*Objective*: Give the listing below again in full, exactly as written.
--------------------------------
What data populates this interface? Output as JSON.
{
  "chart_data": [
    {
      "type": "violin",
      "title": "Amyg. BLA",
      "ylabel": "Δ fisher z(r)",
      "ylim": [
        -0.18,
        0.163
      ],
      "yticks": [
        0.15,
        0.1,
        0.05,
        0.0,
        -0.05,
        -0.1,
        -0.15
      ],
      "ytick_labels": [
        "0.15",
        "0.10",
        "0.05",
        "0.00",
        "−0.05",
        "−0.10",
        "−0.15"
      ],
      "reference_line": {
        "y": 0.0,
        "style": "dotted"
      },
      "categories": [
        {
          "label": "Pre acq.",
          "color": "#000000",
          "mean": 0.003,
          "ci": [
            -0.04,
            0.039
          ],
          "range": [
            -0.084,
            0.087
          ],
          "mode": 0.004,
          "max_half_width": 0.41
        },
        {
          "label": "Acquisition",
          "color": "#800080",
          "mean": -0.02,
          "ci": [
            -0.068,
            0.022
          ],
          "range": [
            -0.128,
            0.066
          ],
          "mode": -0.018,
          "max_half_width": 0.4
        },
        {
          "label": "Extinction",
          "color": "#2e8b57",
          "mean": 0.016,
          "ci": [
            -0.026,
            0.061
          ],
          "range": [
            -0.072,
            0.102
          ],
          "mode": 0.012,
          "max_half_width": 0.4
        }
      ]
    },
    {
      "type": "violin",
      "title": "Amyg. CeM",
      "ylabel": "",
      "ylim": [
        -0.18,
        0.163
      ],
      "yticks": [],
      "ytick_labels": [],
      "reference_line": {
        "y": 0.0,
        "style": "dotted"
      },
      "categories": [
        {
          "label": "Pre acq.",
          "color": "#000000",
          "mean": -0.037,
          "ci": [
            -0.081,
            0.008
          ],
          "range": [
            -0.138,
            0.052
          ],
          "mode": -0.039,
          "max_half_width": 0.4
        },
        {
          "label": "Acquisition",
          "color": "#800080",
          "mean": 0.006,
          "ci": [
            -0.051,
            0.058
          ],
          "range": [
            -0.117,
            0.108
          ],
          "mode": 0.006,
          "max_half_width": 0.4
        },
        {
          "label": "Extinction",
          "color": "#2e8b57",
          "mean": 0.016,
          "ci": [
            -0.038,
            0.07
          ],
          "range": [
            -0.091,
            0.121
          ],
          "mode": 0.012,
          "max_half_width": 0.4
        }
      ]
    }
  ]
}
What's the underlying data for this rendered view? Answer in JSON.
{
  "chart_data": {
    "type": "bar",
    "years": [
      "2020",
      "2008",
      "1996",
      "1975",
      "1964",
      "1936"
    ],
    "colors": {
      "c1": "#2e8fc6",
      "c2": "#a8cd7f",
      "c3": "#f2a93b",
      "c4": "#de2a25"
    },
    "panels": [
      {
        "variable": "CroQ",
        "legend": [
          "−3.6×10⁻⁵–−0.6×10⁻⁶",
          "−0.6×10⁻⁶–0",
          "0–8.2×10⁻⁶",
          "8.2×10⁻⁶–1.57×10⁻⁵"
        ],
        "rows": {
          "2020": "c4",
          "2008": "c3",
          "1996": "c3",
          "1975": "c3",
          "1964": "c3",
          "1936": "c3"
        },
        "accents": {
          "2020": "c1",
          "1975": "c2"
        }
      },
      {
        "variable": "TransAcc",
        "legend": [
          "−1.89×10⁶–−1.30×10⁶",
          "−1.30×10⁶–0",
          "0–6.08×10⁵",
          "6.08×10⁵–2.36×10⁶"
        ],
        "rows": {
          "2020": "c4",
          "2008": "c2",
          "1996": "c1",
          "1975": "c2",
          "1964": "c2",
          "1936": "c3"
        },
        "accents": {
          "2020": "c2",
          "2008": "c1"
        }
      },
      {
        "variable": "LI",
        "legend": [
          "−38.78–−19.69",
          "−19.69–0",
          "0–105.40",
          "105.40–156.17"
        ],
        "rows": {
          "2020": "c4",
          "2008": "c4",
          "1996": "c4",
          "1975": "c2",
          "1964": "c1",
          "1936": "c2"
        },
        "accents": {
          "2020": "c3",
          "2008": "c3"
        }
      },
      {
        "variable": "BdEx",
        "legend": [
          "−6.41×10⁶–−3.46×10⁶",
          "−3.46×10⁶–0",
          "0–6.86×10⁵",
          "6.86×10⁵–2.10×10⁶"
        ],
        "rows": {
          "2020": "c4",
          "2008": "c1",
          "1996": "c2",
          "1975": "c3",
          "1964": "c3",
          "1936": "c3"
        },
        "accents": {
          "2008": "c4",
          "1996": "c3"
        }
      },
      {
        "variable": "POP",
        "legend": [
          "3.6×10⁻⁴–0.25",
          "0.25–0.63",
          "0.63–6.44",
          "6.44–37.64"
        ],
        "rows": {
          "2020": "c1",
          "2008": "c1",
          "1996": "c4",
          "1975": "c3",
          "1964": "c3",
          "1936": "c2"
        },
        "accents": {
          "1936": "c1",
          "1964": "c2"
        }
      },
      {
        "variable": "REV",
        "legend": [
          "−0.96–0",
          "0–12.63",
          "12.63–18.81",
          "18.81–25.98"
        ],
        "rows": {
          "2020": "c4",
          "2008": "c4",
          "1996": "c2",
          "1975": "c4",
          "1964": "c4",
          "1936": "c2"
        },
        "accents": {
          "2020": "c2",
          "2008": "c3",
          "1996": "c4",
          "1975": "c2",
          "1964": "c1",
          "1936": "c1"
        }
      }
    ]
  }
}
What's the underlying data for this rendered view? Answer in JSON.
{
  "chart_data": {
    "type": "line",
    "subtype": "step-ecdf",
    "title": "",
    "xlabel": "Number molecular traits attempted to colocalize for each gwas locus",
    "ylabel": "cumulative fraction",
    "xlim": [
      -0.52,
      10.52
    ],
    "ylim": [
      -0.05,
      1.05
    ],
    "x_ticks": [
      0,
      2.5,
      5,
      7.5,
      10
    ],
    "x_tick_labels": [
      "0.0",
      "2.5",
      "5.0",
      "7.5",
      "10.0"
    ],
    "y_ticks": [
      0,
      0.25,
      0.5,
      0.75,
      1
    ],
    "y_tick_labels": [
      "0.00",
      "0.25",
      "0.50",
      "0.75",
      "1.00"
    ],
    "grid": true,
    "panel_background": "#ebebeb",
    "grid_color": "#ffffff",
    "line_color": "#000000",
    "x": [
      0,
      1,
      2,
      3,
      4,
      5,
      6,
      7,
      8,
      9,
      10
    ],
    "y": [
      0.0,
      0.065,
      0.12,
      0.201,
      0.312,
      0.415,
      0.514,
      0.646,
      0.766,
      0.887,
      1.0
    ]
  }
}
--------------------------------
*Output of the exercise*:
What data populates this interface? Output as JSON.
{
  "chart_data": [
    {
      "type": "violin",
      "title": "Amyg. BLA",
      "ylabel": "Δ fisher z(r)",
      "ylim": [
        -0.18,
        0.163
      ],
      "yticks": [
        0.15,
        0.1,
        0.05,
        0.0,
        -0.05,
        -0.1,
        -0.15
      ],
      "ytick_labels": [
        "0.15",
        "0.10",
        "0.05",
        "0.00",
        "−0.05",
        "−0.10",
        "−0.15"
      ],
      "reference_line": {
        "y": 0.0,
        "style": "dotted"
      },
      "categories": [
        {
          "label": "Pre acq.",
          "color": "#000000",
          "mean": 0.003,
          "ci": [
            -0.04,
            0.039
          ],
          "range": [
            -0.084,
            0.087
          ],
          "mode": 0.004,
          "max_half_width": 0.41
        },
        {
          "label": "Acquisition",
          "color": "#800080",
          "mean": -0.02,
          "ci": [
            -0.068,
            0.022
          ],
          "range": [
            -0.128,
            0.066
          ],
          "mode": -0.018,
          "max_half_width": 0.4
        },
        {
          "label": "Extinction",
          "color": "#2e8b57",
          "mean": 0.016,
          "ci": [
            -0.026,
            0.061
          ],
          "range": [
            -0.072,
            0.102
          ],
          "mode": 0.012,
          "max_half_width": 0.4
        }
      ]
    },
    {
      "type": "violin",
      "title": "Amyg. CeM",
      "ylabel": "",
      "ylim": [
        -0.18,
        0.163
      ],
      "yticks": [],
      "ytick_labels": [],
      "reference_line": {
        "y": 0.0,
        "style": "dotted"
      },
      "categories": [
        {
          "label": "Pre acq.",
          "color": "#000000",
          "mean": -0.037,
          "ci": [
            -0.081,
            0.008
          ],
          "range": [
            -0.138,
            0.052
          ],
          "mode": -0.039,
          "max_half_width": 0.4
        },
        {
          "label": "Acquisition",
          "color": "#800080",
          "mean": 0.006,
          "ci": [
            -0.051,
            0.058
          ],
          "range": [
            -0.117,
            0.108
          ],
          "mode": 0.006,
          "max_half_width": 0.4
        },
        {
          "label": "Extinction",
          "color": "#2e8b57",
          "mean": 0.016,
          "ci": [
            -0.038,
            0.07
          ],
          "range": [
            -0.091,
            0.121
          ],
          "mode": 0.012,
          "max_half_width": 0.4
        }
      ]
    }
  ]
}
What's the underlying data for this rendered view? Answer in JSON.
{
  "chart_data": {
    "type": "bar",
    "years": [
      "2020",
      "2008",
      "1996",
      "1975",
      "1964",
      "1936"
    ],
    "colors": {
      "c1": "#2e8fc6",
      "c2": "#a8cd7f",
      "c3": "#f2a93b",
      "c4": "#de2a25"
    },
    "panels": [
      {
        "variable": "CroQ",
        "legend": [
          "−3.6×10⁻⁵–−0.6×10⁻⁶",
          "−0.6×10⁻⁶–0",
          "0–8.2×10⁻⁶",
          "8.2×10⁻⁶–1.57×10⁻⁵"
        ],
        "rows": {
          "2020": "c4",
          "2008": "c3",
          "1996": "c3",
          "1975": "c3",
          "1964": "c3",
          "1936": "c3"
        },
        "accents": {
          "2020": "c1",
          "1975": "c2"
        }
      },
      {
        "variable": "TransAcc",
        "legend": [
          "−1.89×10⁶–−1.30×10⁶",
          "−1.30×10⁶–0",
          "0–6.08×10⁵",
          "6.08×10⁵–2.36×10⁶"
        ],
        "rows": {
          "2020": "c4",
          "2008": "c2",
          "1996": "c1",
          "1975": "c2",
          "1964": "c2",
          "1936": "c3"
        },
        "accents": {
          "2020": "c2",
          "2008": "c1"
        }
      },
      {
        "variable": "LI",
        "legend": [
          "−38.78–−19.69",
          "−19.69–0",
          "0–105.40",
          "105.40–156.17"
        ],
        "rows": {
          "2020": "c4",
          "2008": "c4",
          "1996": "c4",
          "1975": "c2",
          "1964": "c1",
          "1936": "c2"
        },
        "accents": {
          "2020": "c3",
          "2008": "c3"
        }
      },
      {
        "variable": "BdEx",
        "legend": [
          "−6.41×10⁶–−3.46×10⁶",
          "−3.46×10⁶–0",
          "0–6.86×10⁵",
          "6.86×10⁵–2.10×10⁶"
        ],
        "rows": {
          "2020": "c4",
          "2008": "c1",
          "1996": "c2",
          "1975": "c3",
          "1964": "c3",
          "1936": "c3"
        },
        "accents": {
          "2008": "c4",
          "1996": "c3"
        }
      },
      {
        "variable": "POP",
        "legend": [
          "3.6×10⁻⁴–0.25",
          "0.25–0.63",
          "0.63–6.44",
          "6.44–37.64"
        ],
        "rows": {
          "2020": "c1",
          "2008": "c1",
          "1996": "c4",
          "1975": "c3",
          "1964": "c3",
          "1936": "c2"
        },
        "accents": {
          "1936": "c1",
          "1964": "c2"
        }
      },
      {
        "variable": "REV",
        "legend": [
          "−0.96–0",
          "0–12.63",
          "12.63–18.81",
          "18.81–25.98"
        ],
        "rows": {
          "2020": "c4",
          "2008": "c4",
          "1996": "c2",
          "1975": "c4",
          "1964": "c4",
          "1936": "c2"
        },
        "accents": {
          "2020": "c2",
          "2008": "c3",
          "1996": "c4",
          "1975": "c2",
          "1964": "c1",
          "1936": "c1"
        }
      }
    ]
  }
}
What's the underlying data for this rendered view? Answer in JSON.
{
  "chart_data": {
    "type": "line",
    "subtype": "step-ecdf",
    "title": "",
    "xlabel": "Number molecular traits attempted to colocalize for each gwas locus",
    "ylabel": "cumulative fraction",
    "xlim": [
      -0.52,
      10.52
    ],
    "ylim": [
      -0.05,
      1.05
    ],
    "x_ticks": [
      0,
      2.5,
      5,
      7.5,
      10
    ],
    "x_tick_labels": [
      "0.0",
      "2.5",
      "5.0",
      "7.5",
      "10.0"
    ],
    "y_ticks": [
      0,
      0.25,
      0.5,
      0.75,
      1
    ],
    "y_tick_labels": [
      "0.00",
      "0.25",
      "0.50",
      "0.75",
      "1.00"
    ],
    "grid": true,
    "panel_background": "#ebebeb",
    "grid_color": "#ffffff",
    "line_color": "#000000",
    "x": [
      0,
      1,
      2,
      3,
      4,
      5,
      6,
      7,
      8,
      9,
      10
    ],
    "y": [
      0.0,
      0.065,
      0.12,
      0.201,
      0.312,
      0.415,
      0.514,
      0.646,
      0.766,
      0.887,
      1.0
    ]
  }
}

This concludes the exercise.